• EXERCISE INPUTS:
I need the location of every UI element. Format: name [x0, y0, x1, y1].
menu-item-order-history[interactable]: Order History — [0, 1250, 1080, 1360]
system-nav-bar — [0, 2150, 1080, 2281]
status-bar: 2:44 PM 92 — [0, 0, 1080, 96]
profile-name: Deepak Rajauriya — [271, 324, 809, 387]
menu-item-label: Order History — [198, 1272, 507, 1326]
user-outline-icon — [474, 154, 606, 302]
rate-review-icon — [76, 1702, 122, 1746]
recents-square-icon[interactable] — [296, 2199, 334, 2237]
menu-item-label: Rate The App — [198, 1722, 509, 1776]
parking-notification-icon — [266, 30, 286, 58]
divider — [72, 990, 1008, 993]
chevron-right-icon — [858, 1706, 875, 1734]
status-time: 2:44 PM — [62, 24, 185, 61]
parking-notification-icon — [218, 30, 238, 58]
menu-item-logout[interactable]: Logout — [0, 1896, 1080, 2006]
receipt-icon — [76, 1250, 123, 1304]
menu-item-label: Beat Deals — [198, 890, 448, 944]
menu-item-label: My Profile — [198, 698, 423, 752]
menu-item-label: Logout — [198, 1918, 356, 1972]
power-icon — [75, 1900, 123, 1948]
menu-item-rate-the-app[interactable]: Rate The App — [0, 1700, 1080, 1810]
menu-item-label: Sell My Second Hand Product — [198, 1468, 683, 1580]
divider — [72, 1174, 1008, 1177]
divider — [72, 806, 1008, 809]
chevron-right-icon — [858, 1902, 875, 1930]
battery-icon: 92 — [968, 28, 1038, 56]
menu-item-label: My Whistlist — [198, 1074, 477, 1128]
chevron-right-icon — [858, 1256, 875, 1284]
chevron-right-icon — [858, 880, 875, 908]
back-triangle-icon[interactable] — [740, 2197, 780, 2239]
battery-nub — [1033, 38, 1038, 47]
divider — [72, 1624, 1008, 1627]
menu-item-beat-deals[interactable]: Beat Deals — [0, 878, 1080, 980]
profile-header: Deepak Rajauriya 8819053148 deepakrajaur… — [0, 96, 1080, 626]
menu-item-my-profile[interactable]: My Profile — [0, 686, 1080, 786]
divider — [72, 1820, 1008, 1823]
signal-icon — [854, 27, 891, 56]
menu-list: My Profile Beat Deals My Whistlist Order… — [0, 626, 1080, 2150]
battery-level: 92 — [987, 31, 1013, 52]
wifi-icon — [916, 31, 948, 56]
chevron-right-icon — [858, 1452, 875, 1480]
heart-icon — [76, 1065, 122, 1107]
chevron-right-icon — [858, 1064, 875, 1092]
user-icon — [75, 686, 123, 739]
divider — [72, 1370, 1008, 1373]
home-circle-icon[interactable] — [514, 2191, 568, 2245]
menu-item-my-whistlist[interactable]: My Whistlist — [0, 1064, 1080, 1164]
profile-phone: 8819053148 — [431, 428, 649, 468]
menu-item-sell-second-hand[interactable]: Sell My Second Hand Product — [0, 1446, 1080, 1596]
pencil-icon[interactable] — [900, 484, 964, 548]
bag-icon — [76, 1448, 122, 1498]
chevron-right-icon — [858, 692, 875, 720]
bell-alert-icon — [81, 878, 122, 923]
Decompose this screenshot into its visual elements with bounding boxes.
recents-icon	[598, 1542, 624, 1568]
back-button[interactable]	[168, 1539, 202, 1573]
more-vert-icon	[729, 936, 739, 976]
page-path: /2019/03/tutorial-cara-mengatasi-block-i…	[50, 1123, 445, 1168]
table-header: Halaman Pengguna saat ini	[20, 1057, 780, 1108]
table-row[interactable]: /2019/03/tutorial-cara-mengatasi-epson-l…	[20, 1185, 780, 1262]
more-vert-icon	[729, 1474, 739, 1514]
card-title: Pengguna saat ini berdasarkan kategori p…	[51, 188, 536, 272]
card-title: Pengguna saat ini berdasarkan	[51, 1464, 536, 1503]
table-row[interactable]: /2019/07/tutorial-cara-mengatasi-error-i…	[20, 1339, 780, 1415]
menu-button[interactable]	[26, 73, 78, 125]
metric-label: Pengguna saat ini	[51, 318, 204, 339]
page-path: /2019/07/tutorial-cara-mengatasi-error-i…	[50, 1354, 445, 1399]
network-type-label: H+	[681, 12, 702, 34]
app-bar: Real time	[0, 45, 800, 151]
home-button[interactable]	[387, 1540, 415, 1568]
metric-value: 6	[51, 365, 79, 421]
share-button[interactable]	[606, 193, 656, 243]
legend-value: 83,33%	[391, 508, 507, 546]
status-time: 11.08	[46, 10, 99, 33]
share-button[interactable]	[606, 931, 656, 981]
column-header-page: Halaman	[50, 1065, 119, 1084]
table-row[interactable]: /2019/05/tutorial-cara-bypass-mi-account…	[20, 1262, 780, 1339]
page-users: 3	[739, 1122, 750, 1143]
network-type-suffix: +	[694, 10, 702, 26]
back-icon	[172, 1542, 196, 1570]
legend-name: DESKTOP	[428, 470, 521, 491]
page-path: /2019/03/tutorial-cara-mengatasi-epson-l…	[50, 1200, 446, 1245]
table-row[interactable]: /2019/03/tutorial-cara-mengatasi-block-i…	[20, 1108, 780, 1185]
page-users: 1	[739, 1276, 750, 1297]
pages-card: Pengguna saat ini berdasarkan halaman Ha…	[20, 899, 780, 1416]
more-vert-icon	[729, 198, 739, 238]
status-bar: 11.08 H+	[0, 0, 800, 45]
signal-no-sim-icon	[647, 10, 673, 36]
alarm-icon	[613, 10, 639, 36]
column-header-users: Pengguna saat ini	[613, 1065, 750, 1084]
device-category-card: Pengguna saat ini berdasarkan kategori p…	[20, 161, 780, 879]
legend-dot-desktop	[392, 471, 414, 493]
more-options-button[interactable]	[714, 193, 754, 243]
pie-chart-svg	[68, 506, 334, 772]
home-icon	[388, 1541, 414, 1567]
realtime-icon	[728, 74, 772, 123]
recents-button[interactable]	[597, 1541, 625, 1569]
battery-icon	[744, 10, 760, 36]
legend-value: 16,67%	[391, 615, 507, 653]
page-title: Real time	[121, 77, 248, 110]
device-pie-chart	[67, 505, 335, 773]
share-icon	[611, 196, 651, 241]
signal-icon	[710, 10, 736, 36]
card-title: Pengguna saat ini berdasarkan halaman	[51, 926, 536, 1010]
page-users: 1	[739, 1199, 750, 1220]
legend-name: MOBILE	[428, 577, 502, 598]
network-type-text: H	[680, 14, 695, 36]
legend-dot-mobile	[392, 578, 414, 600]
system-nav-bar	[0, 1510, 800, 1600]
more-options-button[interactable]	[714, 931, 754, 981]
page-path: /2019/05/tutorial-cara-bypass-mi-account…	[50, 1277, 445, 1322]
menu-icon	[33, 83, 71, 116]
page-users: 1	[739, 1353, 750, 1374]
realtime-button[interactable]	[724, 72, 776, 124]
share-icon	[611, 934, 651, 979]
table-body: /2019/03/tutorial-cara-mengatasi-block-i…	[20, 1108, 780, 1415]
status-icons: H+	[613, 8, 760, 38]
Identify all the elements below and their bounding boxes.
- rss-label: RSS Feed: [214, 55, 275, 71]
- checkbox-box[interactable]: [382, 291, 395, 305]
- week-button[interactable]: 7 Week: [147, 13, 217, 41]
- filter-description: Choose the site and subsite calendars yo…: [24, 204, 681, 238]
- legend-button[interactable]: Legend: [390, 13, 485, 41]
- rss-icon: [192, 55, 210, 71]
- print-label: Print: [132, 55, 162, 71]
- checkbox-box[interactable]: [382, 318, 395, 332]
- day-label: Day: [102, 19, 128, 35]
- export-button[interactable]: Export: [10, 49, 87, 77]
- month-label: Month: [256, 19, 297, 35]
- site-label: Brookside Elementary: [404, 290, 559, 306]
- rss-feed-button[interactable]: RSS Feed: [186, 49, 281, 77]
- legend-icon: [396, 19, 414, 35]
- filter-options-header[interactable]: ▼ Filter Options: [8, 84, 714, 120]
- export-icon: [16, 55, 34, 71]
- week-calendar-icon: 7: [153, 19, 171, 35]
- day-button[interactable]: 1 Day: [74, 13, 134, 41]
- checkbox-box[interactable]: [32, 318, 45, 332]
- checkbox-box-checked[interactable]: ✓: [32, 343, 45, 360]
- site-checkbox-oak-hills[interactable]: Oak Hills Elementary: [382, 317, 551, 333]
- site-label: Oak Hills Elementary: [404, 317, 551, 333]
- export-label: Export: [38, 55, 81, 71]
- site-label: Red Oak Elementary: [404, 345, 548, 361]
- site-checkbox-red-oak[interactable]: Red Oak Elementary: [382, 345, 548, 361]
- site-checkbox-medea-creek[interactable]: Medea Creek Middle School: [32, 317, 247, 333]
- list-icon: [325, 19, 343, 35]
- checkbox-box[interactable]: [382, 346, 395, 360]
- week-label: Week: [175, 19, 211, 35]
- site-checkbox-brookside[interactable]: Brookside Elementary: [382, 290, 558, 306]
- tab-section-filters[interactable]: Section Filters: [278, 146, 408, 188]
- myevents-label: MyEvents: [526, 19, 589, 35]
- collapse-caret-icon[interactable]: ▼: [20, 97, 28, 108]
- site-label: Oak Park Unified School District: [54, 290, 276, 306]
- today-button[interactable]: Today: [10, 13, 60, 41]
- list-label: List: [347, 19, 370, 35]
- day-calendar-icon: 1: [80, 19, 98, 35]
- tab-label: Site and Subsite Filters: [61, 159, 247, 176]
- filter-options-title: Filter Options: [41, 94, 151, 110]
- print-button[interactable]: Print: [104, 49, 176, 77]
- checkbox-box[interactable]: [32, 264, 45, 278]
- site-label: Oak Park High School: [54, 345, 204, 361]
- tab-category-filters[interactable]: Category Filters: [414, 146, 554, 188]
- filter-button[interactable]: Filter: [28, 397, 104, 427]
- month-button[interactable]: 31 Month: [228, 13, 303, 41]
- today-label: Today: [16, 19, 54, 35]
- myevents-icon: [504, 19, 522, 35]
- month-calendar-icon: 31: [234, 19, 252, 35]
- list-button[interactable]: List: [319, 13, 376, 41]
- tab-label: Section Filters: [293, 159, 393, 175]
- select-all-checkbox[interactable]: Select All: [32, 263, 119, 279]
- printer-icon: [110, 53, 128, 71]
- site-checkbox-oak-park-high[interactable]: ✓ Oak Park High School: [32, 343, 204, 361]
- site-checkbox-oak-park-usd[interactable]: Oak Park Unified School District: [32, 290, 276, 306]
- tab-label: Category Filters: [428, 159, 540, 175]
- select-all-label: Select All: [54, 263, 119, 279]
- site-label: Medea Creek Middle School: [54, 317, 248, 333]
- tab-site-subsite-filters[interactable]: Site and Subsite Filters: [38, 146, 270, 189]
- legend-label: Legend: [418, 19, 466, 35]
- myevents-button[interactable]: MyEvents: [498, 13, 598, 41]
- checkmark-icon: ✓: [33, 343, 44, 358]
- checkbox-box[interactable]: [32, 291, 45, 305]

• TASK TO CARRY OUT:
Could you output, character for character, the records above starting at their first line and ending at the line that contains "menu-item-label: Order History", with both of those lines included?

• RESPONSE TO THE EXERCISE:
I need the location of every UI element. Format: name [x0, y0, x1, y1].
menu-item-order-history[interactable]: Order History — [0, 1250, 1080, 1360]
system-nav-bar — [0, 2150, 1080, 2281]
status-bar: 2:44 PM 92 — [0, 0, 1080, 96]
profile-name: Deepak Rajauriya — [271, 324, 809, 387]
menu-item-label: Order History — [198, 1272, 507, 1326]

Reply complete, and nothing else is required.